### Stated exercise
Copy each line in the data that includes the word "JSON".

[Figure dataset records]

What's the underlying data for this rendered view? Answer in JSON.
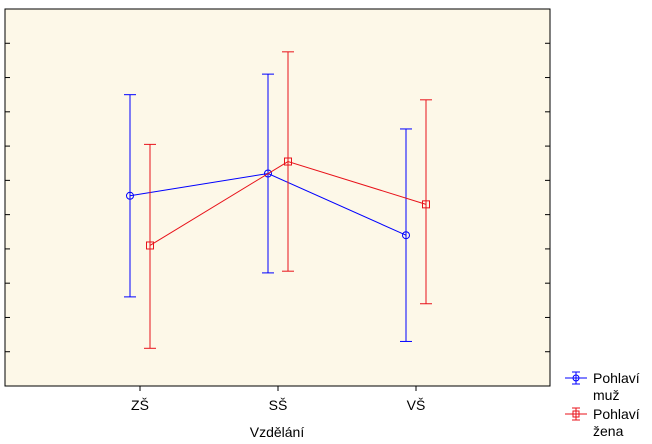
{
  "chart_data": {
    "type": "line",
    "xlabel": "Vzdělání",
    "ylabel": "",
    "title": "",
    "categories": [
      "ZŠ",
      "SŠ",
      "VŠ"
    ],
    "ylim": [
      0,
      11
    ],
    "grid": false,
    "y_tick_marks": [
      0,
      1,
      2,
      3,
      4,
      5,
      6,
      7,
      8,
      9,
      10,
      11
    ],
    "legend_position": "bottom-right-outside",
    "series": [
      {
        "name": "Pohlaví muž",
        "name_lines": [
          "Pohlaví",
          "muž"
        ],
        "color": "#0000ff",
        "marker": "circle",
        "values": [
          5.55,
          6.2,
          4.4
        ],
        "lower": [
          2.6,
          3.3,
          1.3
        ],
        "upper": [
          8.5,
          9.1,
          7.5
        ]
      },
      {
        "name": "Pohlaví žena",
        "name_lines": [
          "Pohlaví",
          "žena"
        ],
        "color": "#e8121a",
        "marker": "square",
        "values": [
          4.1,
          6.55,
          5.3
        ],
        "lower": [
          1.1,
          3.35,
          2.4
        ],
        "upper": [
          7.05,
          9.75,
          8.35
        ]
      }
    ],
    "colors": {
      "plot_background": "#fdf8e8",
      "frame": "#000000"
    }
  }
}
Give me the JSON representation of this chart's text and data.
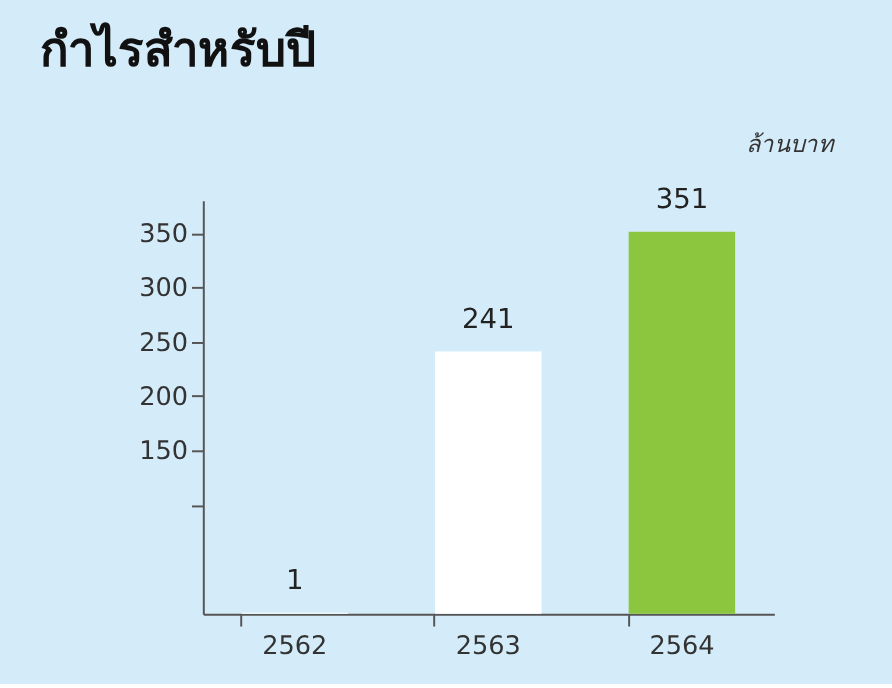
{
  "chart_data": {
    "type": "bar",
    "title": "กำไรสำหรับปี",
    "ylabel": "ล้านบาท",
    "categories": [
      "2562",
      "2563",
      "2564"
    ],
    "values": [
      1,
      241,
      351
    ],
    "colors": [
      "#ffffff",
      "#ffffff",
      "#8cc63f"
    ],
    "ylim": [
      0,
      380
    ],
    "yticks": [
      {
        "value": 100,
        "label": null
      },
      150,
      200,
      250,
      300,
      350
    ],
    "data_labels": true,
    "grid": false
  }
}
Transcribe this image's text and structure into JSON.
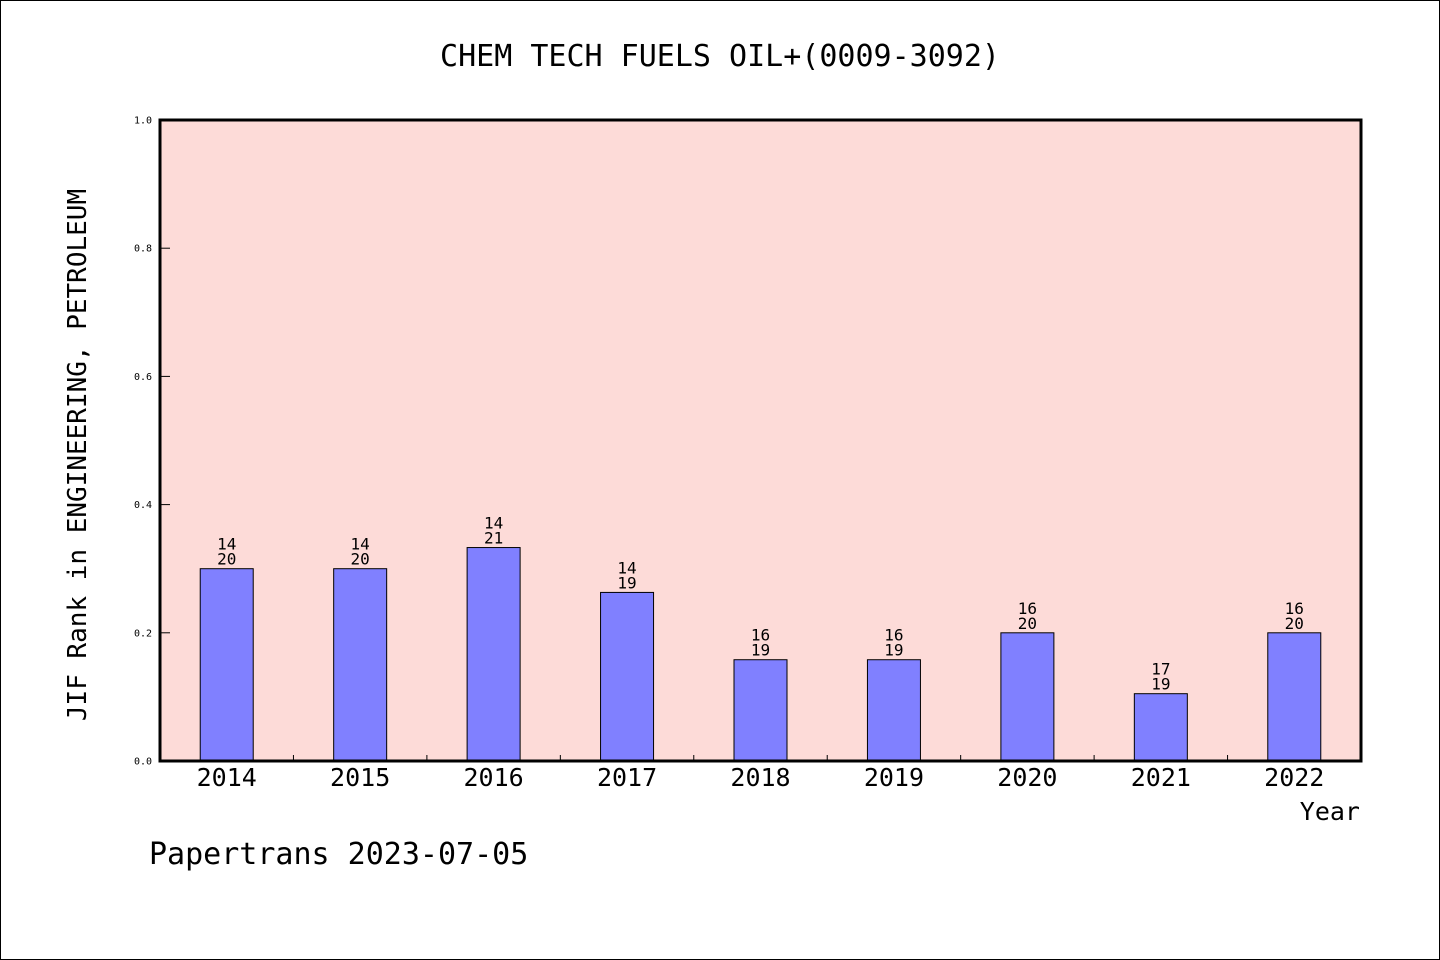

### Exercise output
What's the underlying data for this rendered view? Answer in JSON.
Give me the JSON representation of this chart's text and data.
Transcribe this image's text and structure into JSON.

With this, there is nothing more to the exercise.